(Stored dataset items)
==========

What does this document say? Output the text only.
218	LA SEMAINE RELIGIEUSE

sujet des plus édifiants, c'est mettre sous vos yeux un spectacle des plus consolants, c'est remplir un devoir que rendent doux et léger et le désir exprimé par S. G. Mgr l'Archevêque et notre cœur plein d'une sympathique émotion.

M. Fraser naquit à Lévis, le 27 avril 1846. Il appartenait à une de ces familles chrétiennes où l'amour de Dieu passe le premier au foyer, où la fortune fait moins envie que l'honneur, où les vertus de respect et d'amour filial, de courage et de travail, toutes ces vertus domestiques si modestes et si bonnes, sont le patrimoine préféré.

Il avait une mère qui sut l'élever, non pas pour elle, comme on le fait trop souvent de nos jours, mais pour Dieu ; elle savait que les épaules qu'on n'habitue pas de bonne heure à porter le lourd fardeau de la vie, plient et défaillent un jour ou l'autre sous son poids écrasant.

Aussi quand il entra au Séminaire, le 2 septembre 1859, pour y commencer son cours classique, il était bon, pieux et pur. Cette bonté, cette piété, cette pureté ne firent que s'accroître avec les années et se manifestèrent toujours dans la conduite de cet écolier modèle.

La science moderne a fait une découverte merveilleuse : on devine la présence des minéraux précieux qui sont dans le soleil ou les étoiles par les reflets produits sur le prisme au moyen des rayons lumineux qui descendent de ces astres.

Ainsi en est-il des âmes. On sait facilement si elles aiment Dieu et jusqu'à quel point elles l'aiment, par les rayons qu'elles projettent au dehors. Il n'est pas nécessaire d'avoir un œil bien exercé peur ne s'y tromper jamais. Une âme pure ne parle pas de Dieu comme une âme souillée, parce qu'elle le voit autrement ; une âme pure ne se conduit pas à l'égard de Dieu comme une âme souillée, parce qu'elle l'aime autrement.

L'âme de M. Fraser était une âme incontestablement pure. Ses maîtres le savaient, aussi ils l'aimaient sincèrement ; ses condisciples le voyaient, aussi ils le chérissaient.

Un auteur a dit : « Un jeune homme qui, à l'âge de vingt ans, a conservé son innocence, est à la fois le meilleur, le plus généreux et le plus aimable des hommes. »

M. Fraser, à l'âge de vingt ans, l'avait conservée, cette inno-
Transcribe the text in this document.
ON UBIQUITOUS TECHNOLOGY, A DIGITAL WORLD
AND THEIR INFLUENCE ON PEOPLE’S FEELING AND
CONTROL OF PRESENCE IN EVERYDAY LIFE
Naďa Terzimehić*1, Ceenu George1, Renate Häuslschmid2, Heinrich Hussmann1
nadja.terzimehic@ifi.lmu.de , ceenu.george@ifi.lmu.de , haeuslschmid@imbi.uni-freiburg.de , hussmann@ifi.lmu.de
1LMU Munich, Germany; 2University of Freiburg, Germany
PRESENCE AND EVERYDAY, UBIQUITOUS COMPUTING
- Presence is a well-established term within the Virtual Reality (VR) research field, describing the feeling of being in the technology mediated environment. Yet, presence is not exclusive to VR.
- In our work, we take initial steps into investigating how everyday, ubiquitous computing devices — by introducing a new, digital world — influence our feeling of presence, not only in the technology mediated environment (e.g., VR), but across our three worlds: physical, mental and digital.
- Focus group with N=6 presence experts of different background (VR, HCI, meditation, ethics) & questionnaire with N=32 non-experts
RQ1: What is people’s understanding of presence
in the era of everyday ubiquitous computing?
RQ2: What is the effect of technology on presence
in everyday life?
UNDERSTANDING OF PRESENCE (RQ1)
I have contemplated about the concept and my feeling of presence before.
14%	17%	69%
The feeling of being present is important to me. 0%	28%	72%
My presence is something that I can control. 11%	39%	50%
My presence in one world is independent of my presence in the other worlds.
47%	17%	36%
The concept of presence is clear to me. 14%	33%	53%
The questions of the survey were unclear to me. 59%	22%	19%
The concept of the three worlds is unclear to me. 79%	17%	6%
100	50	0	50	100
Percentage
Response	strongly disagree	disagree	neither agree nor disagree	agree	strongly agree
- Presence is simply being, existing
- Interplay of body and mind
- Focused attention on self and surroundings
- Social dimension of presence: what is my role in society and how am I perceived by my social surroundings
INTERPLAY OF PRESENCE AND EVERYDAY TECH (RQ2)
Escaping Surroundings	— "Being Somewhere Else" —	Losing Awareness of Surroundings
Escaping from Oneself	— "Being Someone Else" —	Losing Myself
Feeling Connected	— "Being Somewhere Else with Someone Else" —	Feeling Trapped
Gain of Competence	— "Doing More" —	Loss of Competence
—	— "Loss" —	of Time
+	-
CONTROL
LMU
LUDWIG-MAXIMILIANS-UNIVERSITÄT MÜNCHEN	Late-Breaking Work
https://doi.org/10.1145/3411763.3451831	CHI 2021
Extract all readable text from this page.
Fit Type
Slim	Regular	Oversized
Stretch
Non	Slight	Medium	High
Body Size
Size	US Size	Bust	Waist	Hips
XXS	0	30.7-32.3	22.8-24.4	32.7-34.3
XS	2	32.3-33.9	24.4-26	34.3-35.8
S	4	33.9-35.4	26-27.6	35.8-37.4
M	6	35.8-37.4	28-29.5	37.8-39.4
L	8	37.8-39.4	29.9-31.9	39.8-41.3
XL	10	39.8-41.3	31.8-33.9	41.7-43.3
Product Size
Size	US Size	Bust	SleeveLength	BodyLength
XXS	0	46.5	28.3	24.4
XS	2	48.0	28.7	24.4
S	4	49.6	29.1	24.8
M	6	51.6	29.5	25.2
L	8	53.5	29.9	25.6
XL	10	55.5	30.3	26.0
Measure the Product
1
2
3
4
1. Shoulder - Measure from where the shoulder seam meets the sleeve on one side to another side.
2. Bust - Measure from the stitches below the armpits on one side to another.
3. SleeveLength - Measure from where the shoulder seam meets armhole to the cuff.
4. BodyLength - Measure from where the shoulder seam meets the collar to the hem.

==========

GIVEN TASK - Across the records above, count the lines holding "rayons" and reply with that number alone.

EXERCISE OUTPUT - 2